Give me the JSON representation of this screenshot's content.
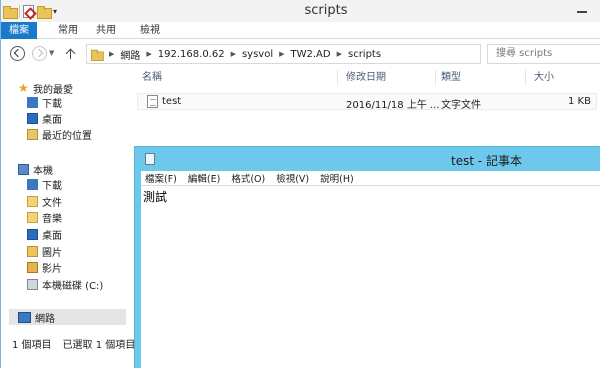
{
  "explorer": {
    "title": "scripts",
    "ribbon_tabs": [
      "檔案",
      "常用",
      "共用",
      "檢視"
    ],
    "address": {
      "crumbs": [
        "網路",
        "192.168.0.62",
        "sysvol",
        "TW2.AD",
        "scripts"
      ]
    },
    "search": {
      "placeholder": "搜尋 scripts"
    },
    "columns": [
      "名稱",
      "修改日期",
      "類型",
      "大小"
    ],
    "files": [
      {
        "name": "test",
        "modified": "2016/11/18 上午 ...",
        "type": "文字文件",
        "size": "1 KB"
      }
    ],
    "nav": {
      "favorites": {
        "label": "我的最愛",
        "items": [
          "下載",
          "桌面",
          "最近的位置"
        ]
      },
      "this_pc": {
        "label": "本機",
        "items": [
          "下載",
          "文件",
          "音樂",
          "桌面",
          "圖片",
          "影片",
          "本機磁碟 (C:)"
        ]
      },
      "network": {
        "label": "網路"
      }
    },
    "status": {
      "item_count": "1 個項目",
      "selected": "已選取 1 個項目"
    },
    "accent_color": "#1979ca"
  },
  "notepad": {
    "title": "test - 記事本",
    "menu": [
      "檔案(F)",
      "編輯(E)",
      "格式(O)",
      "檢視(V)",
      "說明(H)"
    ],
    "content": "測試",
    "frame_color": "#6ec8ec"
  }
}
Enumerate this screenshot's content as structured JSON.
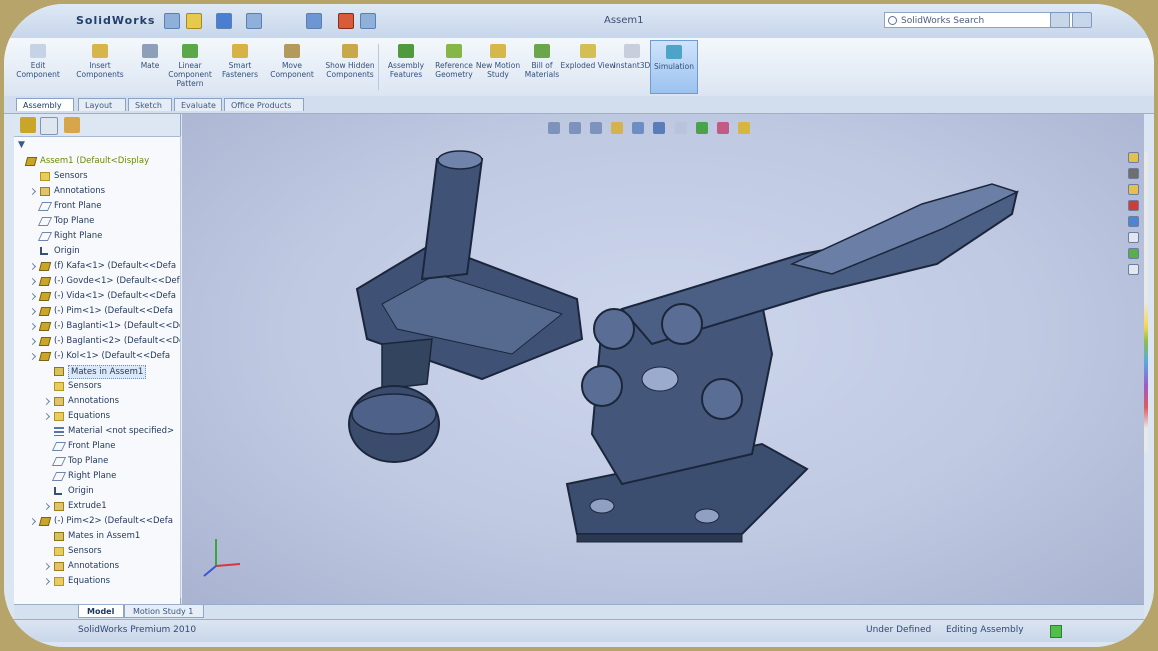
{
  "titlebar": {
    "logo": "SolidWorks",
    "doc_title": "Assem1",
    "search_placeholder": "SolidWorks Search"
  },
  "ribbon": {
    "buttons": [
      {
        "label": "Edit Component",
        "icon": "edit-component-icon"
      },
      {
        "label": "Insert Components",
        "icon": "insert-components-icon"
      },
      {
        "label": "Mate",
        "icon": "mate-icon"
      },
      {
        "label": "Linear Component Pattern",
        "icon": "linear-pattern-icon"
      },
      {
        "label": "Smart Fasteners",
        "icon": "smart-fasteners-icon"
      },
      {
        "label": "Move Component",
        "icon": "move-component-icon"
      },
      {
        "label": "Show Hidden Components",
        "icon": "show-hidden-icon"
      },
      {
        "label": "Assembly Features",
        "icon": "assembly-features-icon"
      },
      {
        "label": "Reference Geometry",
        "icon": "reference-geometry-icon"
      },
      {
        "label": "New Motion Study",
        "icon": "new-motion-study-icon"
      },
      {
        "label": "Bill of Materials",
        "icon": "bill-of-materials-icon"
      },
      {
        "label": "Exploded View",
        "icon": "exploded-view-icon"
      },
      {
        "label": "Instant3D",
        "icon": "instant3d-icon"
      },
      {
        "label": "Simulation",
        "icon": "simulation-icon"
      }
    ]
  },
  "tabs": [
    {
      "label": "Assembly",
      "active": true
    },
    {
      "label": "Layout",
      "active": false
    },
    {
      "label": "Sketch",
      "active": false
    },
    {
      "label": "Evaluate",
      "active": false
    },
    {
      "label": "Office Products",
      "active": false
    }
  ],
  "tree": {
    "filter_label": "▼",
    "rows": [
      {
        "text": "Assem1 (Default<Display",
        "icon": "asm",
        "indent": 0,
        "root": true
      },
      {
        "text": "Sensors",
        "icon": "folder",
        "indent": 1
      },
      {
        "text": "Annotations",
        "icon": "annot",
        "indent": 1,
        "expand": true
      },
      {
        "text": "Front Plane",
        "icon": "plane",
        "indent": 1
      },
      {
        "text": "Top Plane",
        "icon": "plane",
        "indent": 1
      },
      {
        "text": "Right Plane",
        "icon": "plane",
        "indent": 1
      },
      {
        "text": "Origin",
        "icon": "origin",
        "indent": 1
      },
      {
        "text": "(f) Kafa<1> (Default<<Defa",
        "icon": "asm",
        "indent": 1,
        "expand": true
      },
      {
        "text": "(-) Govde<1> (Default<<Defa",
        "icon": "asm",
        "indent": 1,
        "expand": true
      },
      {
        "text": "(-) Vida<1> (Default<<Defa",
        "icon": "asm",
        "indent": 1,
        "expand": true
      },
      {
        "text": "(-) Pim<1> (Default<<Defa",
        "icon": "asm",
        "indent": 1,
        "expand": true
      },
      {
        "text": "(-) Baglanti<1> (Default<<Defa",
        "icon": "asm",
        "indent": 1,
        "expand": true
      },
      {
        "text": "(-) Baglanti<2> (Default<<Defa",
        "icon": "asm",
        "indent": 1,
        "expand": true
      },
      {
        "text": "(-) Kol<1> (Default<<Defa",
        "icon": "asm",
        "indent": 1,
        "expand": true
      },
      {
        "text": "Mates in Assem1",
        "icon": "mates",
        "indent": 2,
        "hi": true
      },
      {
        "text": "Sensors",
        "icon": "folder",
        "indent": 2
      },
      {
        "text": "Annotations",
        "icon": "annot",
        "indent": 2,
        "expand": true
      },
      {
        "text": "Equations",
        "icon": "folder",
        "indent": 2,
        "expand": true
      },
      {
        "text": "Material <not specified>",
        "icon": "material",
        "indent": 2
      },
      {
        "text": "Front Plane",
        "icon": "plane",
        "indent": 2
      },
      {
        "text": "Top Plane",
        "icon": "plane",
        "indent": 2
      },
      {
        "text": "Right Plane",
        "icon": "plane",
        "indent": 2
      },
      {
        "text": "Origin",
        "icon": "origin",
        "indent": 2
      },
      {
        "text": "Extrude1",
        "icon": "annot",
        "indent": 2,
        "expand": true
      },
      {
        "text": "(-) Pim<2> (Default<<Defa",
        "icon": "asm",
        "indent": 1,
        "expand": true
      },
      {
        "text": "Mates in Assem1",
        "icon": "mates",
        "indent": 2
      },
      {
        "text": "Sensors",
        "icon": "folder",
        "indent": 2
      },
      {
        "text": "Annotations",
        "icon": "annot",
        "indent": 2,
        "expand": true
      },
      {
        "text": "Equations",
        "icon": "folder",
        "indent": 2,
        "expand": true
      }
    ]
  },
  "bottom_tabs": [
    {
      "label": "Model",
      "active": true
    },
    {
      "label": "Motion Study 1",
      "active": false
    }
  ],
  "status": {
    "left": "SolidWorks Premium 2010",
    "units": "Under Defined",
    "mode": "Editing Assembly"
  },
  "colors": {
    "model": "#3e5274",
    "model_edge": "#1d2a40",
    "viewport_bg": "#c3cce4"
  }
}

§ §

◆ BRIEF
The pictures should not appear in the copy; every other part of the records above must be returned exactly.

◆ COMPLETE OUTPUT
Give me the JSON representation of this screenshot's content.
{
  "explorer": {
    "title": "scripts",
    "ribbon_tabs": [
      "檔案",
      "常用",
      "共用",
      "檢視"
    ],
    "address": {
      "crumbs": [
        "網路",
        "192.168.0.62",
        "sysvol",
        "TW2.AD",
        "scripts"
      ]
    },
    "search": {
      "placeholder": "搜尋 scripts"
    },
    "columns": [
      "名稱",
      "修改日期",
      "類型",
      "大小"
    ],
    "files": [
      {
        "name": "test",
        "modified": "2016/11/18 上午 ...",
        "type": "文字文件",
        "size": "1 KB"
      }
    ],
    "nav": {
      "favorites": {
        "label": "我的最愛",
        "items": [
          "下載",
          "桌面",
          "最近的位置"
        ]
      },
      "this_pc": {
        "label": "本機",
        "items": [
          "下載",
          "文件",
          "音樂",
          "桌面",
          "圖片",
          "影片",
          "本機磁碟 (C:)"
        ]
      },
      "network": {
        "label": "網路"
      }
    },
    "status": {
      "item_count": "1 個項目",
      "selected": "已選取 1 個項目"
    },
    "accent_color": "#1979ca"
  },
  "notepad": {
    "title": "test - 記事本",
    "menu": [
      "檔案(F)",
      "編輯(E)",
      "格式(O)",
      "檢視(V)",
      "說明(H)"
    ],
    "content": "測試",
    "frame_color": "#6ec8ec"
  }
}
Enumerate this screenshot's content as structured JSON.
{
  "titlebar": {
    "logo": "SolidWorks",
    "doc_title": "Assem1",
    "search_placeholder": "SolidWorks Search"
  },
  "ribbon": {
    "buttons": [
      {
        "label": "Edit Component",
        "icon": "edit-component-icon"
      },
      {
        "label": "Insert Components",
        "icon": "insert-components-icon"
      },
      {
        "label": "Mate",
        "icon": "mate-icon"
      },
      {
        "label": "Linear Component Pattern",
        "icon": "linear-pattern-icon"
      },
      {
        "label": "Smart Fasteners",
        "icon": "smart-fasteners-icon"
      },
      {
        "label": "Move Component",
        "icon": "move-component-icon"
      },
      {
        "label": "Show Hidden Components",
        "icon": "show-hidden-icon"
      },
      {
        "label": "Assembly Features",
        "icon": "assembly-features-icon"
      },
      {
        "label": "Reference Geometry",
        "icon": "reference-geometry-icon"
      },
      {
        "label": "New Motion Study",
        "icon": "new-motion-study-icon"
      },
      {
        "label": "Bill of Materials",
        "icon": "bill-of-materials-icon"
      },
      {
        "label": "Exploded View",
        "icon": "exploded-view-icon"
      },
      {
        "label": "Instant3D",
        "icon": "instant3d-icon"
      },
      {
        "label": "Simulation",
        "icon": "simulation-icon"
      }
    ]
  },
  "tabs": [
    {
      "label": "Assembly",
      "active": true
    },
    {
      "label": "Layout",
      "active": false
    },
    {
      "label": "Sketch",
      "active": false
    },
    {
      "label": "Evaluate",
      "active": false
    },
    {
      "label": "Office Products",
      "active": false
    }
  ],
  "tree": {
    "filter_label": "▼",
    "rows": [
      {
        "text": "Assem1 (Default<Display",
        "icon": "asm",
        "indent": 0,
        "root": true
      },
      {
        "text": "Sensors",
        "icon": "folder",
        "indent": 1
      },
      {
        "text": "Annotations",
        "icon": "annot",
        "indent": 1,
        "expand": true
      },
      {
        "text": "Front Plane",
        "icon": "plane",
        "indent": 1
      },
      {
        "text": "Top Plane",
        "icon": "plane",
        "indent": 1
      },
      {
        "text": "Right Plane",
        "icon": "plane",
        "indent": 1
      },
      {
        "text": "Origin",
        "icon": "origin",
        "indent": 1
      },
      {
        "text": "(f) Kafa<1> (Default<<Defa",
        "icon": "asm",
        "indent": 1,
        "expand": true
      },
      {
        "text": "(-) Govde<1> (Default<<Defa",
        "icon": "asm",
        "indent": 1,
        "expand": true
      },
      {
        "text": "(-) Vida<1> (Default<<Defa",
        "icon": "asm",
        "indent": 1,
        "expand": true
      },
      {
        "text": "(-) Pim<1> (Default<<Defa",
        "icon": "asm",
        "indent": 1,
        "expand": true
      },
      {
        "text": "(-) Baglanti<1> (Default<<Defa",
        "icon": "asm",
        "indent": 1,
        "expand": true
      },
      {
        "text": "(-) Baglanti<2> (Default<<Defa",
        "icon": "asm",
        "indent": 1,
        "expand": true
      },
      {
        "text": "(-) Kol<1> (Default<<Defa",
        "icon": "asm",
        "indent": 1,
        "expand": true
      },
      {
        "text": "Mates in Assem1",
        "icon": "mates",
        "indent": 2,
        "hi": true
      },
      {
        "text": "Sensors",
        "icon": "folder",
        "indent": 2
      },
      {
        "text": "Annotations",
        "icon": "annot",
        "indent": 2,
        "expand": true
      },
      {
        "text": "Equations",
        "icon": "folder",
        "indent": 2,
        "expand": true
      },
      {
        "text": "Material <not specified>",
        "icon": "material",
        "indent": 2
      },
      {
        "text": "Front Plane",
        "icon": "plane",
        "indent": 2
      },
      {
        "text": "Top Plane",
        "icon": "plane",
        "indent": 2
      },
      {
        "text": "Right Plane",
        "icon": "plane",
        "indent": 2
      },
      {
        "text": "Origin",
        "icon": "origin",
        "indent": 2
      },
      {
        "text": "Extrude1",
        "icon": "annot",
        "indent": 2,
        "expand": true
      },
      {
        "text": "(-) Pim<2> (Default<<Defa",
        "icon": "asm",
        "indent": 1,
        "expand": true
      },
      {
        "text": "Mates in Assem1",
        "icon": "mates",
        "indent": 2
      },
      {
        "text": "Sensors",
        "icon": "folder",
        "indent": 2
      },
      {
        "text": "Annotations",
        "icon": "annot",
        "indent": 2,
        "expand": true
      },
      {
        "text": "Equations",
        "icon": "folder",
        "indent": 2,
        "expand": true
      }
    ]
  },
  "bottom_tabs": [
    {
      "label": "Model",
      "active": true
    },
    {
      "label": "Motion Study 1",
      "active": false
    }
  ],
  "status": {
    "left": "SolidWorks Premium 2010",
    "units": "Under Defined",
    "mode": "Editing Assembly"
  },
  "colors": {
    "model": "#3e5274",
    "model_edge": "#1d2a40",
    "viewport_bg": "#c3cce4"
  }
}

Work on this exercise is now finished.